:: Task statement ::
Extract every entry word for word. Skip the pictures.

───── Record extracts ─────

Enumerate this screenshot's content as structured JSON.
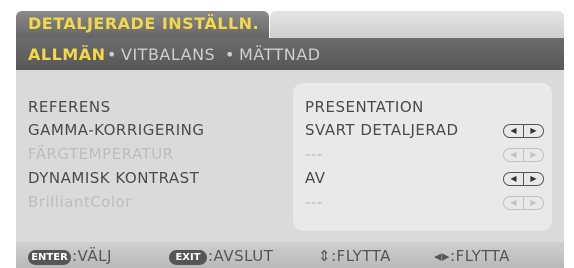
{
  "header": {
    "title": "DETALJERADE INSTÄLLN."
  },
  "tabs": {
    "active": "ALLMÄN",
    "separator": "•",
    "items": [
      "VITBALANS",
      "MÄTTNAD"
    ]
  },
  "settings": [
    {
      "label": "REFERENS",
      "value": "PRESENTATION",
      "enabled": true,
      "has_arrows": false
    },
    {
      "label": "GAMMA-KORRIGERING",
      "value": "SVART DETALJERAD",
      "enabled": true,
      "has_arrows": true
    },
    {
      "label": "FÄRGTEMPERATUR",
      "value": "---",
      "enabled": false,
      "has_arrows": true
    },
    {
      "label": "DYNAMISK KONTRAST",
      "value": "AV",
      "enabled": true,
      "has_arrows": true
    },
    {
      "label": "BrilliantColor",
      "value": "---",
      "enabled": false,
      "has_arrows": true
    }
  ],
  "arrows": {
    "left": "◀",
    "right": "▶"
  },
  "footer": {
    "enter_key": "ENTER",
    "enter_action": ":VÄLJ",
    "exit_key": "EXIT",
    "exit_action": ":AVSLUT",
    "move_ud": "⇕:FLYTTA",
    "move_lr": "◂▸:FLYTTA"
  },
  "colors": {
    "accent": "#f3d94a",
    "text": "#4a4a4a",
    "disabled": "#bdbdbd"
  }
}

─────

:: Task output ::
Enumerate this screenshot's content as structured JSON.
{
  "header": {
    "title": "DETALJERADE INSTÄLLN."
  },
  "tabs": {
    "active": "ALLMÄN",
    "separator": "•",
    "items": [
      "VITBALANS",
      "MÄTTNAD"
    ]
  },
  "settings": [
    {
      "label": "REFERENS",
      "value": "PRESENTATION",
      "enabled": true,
      "has_arrows": false
    },
    {
      "label": "GAMMA-KORRIGERING",
      "value": "SVART DETALJERAD",
      "enabled": true,
      "has_arrows": true
    },
    {
      "label": "FÄRGTEMPERATUR",
      "value": "---",
      "enabled": false,
      "has_arrows": true
    },
    {
      "label": "DYNAMISK KONTRAST",
      "value": "AV",
      "enabled": true,
      "has_arrows": true
    },
    {
      "label": "BrilliantColor",
      "value": "---",
      "enabled": false,
      "has_arrows": true
    }
  ],
  "arrows": {
    "left": "◀",
    "right": "▶"
  },
  "footer": {
    "enter_key": "ENTER",
    "enter_action": ":VÄLJ",
    "exit_key": "EXIT",
    "exit_action": ":AVSLUT",
    "move_ud": "⇕:FLYTTA",
    "move_lr": "◂▸:FLYTTA"
  },
  "colors": {
    "accent": "#f3d94a",
    "text": "#4a4a4a",
    "disabled": "#bdbdbd"
  }
}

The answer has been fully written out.